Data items
********************

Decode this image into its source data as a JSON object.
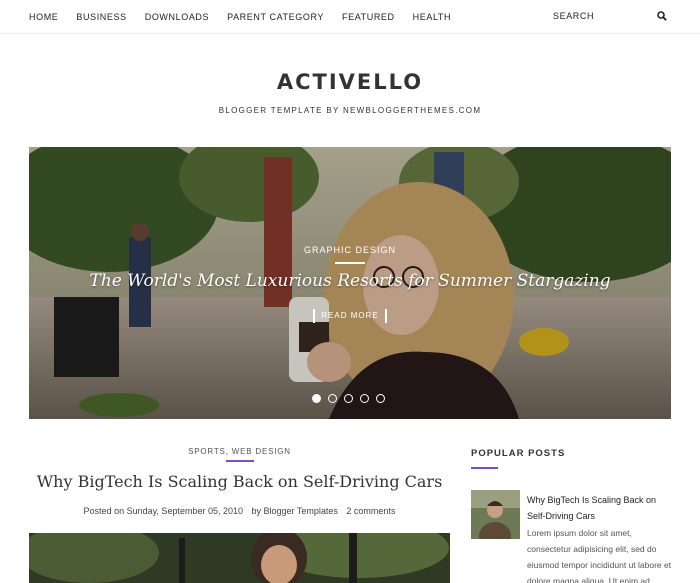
{
  "nav": {
    "items": [
      "HOME",
      "BUSINESS",
      "DOWNLOADS",
      "PARENT CATEGORY",
      "FEATURED",
      "HEALTH"
    ],
    "search_label": "SEARCH",
    "search_icon": "search-icon"
  },
  "header": {
    "title": "ACTIVELLO",
    "tagline": "BLOGGER TEMPLATE BY NEWBLOGGERTHEMES.COM"
  },
  "hero": {
    "category": "GRAPHIC DESIGN",
    "title": "The World's Most Luxurious Resorts for Summer Stargazing",
    "read_more": "READ MORE",
    "slide_count": 5,
    "active_slide": 1
  },
  "post": {
    "categories": "SPORTS, WEB DESIGN",
    "title": "Why BigTech Is Scaling Back on Self-Driving Cars",
    "date": "Posted on Sunday, September 05, 2010",
    "author": "by Blogger Templates",
    "comments": "2 comments"
  },
  "sidebar": {
    "popular_title": "POPULAR POSTS",
    "popular_posts": [
      {
        "title": "Why BigTech Is Scaling Back on Self-Driving Cars",
        "excerpt": "Lorem ipsum dolor sit amet, consectetur adipisicing elit, sed do eiusmod tempor incididunt ut labore et dolore magna aliqua. Ut enim ad min..."
      }
    ]
  },
  "colors": {
    "accent": "#7b4fbf",
    "text": "#333333"
  }
}
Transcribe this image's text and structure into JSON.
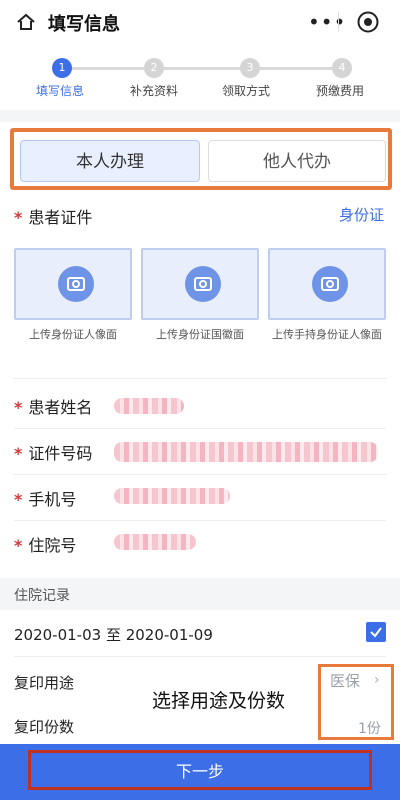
{
  "header": {
    "title": "填写信息",
    "more_label": "•••"
  },
  "steps": [
    {
      "num": "1",
      "label": "填写信息",
      "active": true
    },
    {
      "num": "2",
      "label": "补充资料",
      "active": false
    },
    {
      "num": "3",
      "label": "领取方式",
      "active": false
    },
    {
      "num": "4",
      "label": "预缴费用",
      "active": false
    }
  ],
  "applicant": {
    "self_label": "本人办理",
    "other_label": "他人代办",
    "selected": "self"
  },
  "patient_id": {
    "label": "患者证件",
    "type_value": "身份证",
    "uploads": [
      "上传身份证人像面",
      "上传身份证国徽面",
      "上传手持身份证人像面"
    ]
  },
  "fields": [
    {
      "label": "患者姓名"
    },
    {
      "label": "证件号码"
    },
    {
      "label": "手机号"
    },
    {
      "label": "住院号"
    }
  ],
  "hospital_records": {
    "section_title": "住院记录",
    "record_text": "2020-01-03 至 2020-01-09",
    "checked": true
  },
  "copy": {
    "purpose_label": "复印用途",
    "purpose_value": "医保",
    "count_label": "复印份数",
    "count_value": "1份",
    "annotation": "选择用途及份数"
  },
  "footer": {
    "next_label": "下一步"
  },
  "colors": {
    "accent": "#3c6ee8",
    "highlight_orange": "#e87a3c",
    "highlight_red": "#c0311f",
    "required": "#d23b3b"
  }
}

********************

** EXERCISE INSTRUCTIONS **
Find the word "JSON" and list each line it appears in.

** ANSWER TO THIS PROBLEM **
Decode this image into its source data as a JSON object.
Transcribe this image's text and structure into JSON.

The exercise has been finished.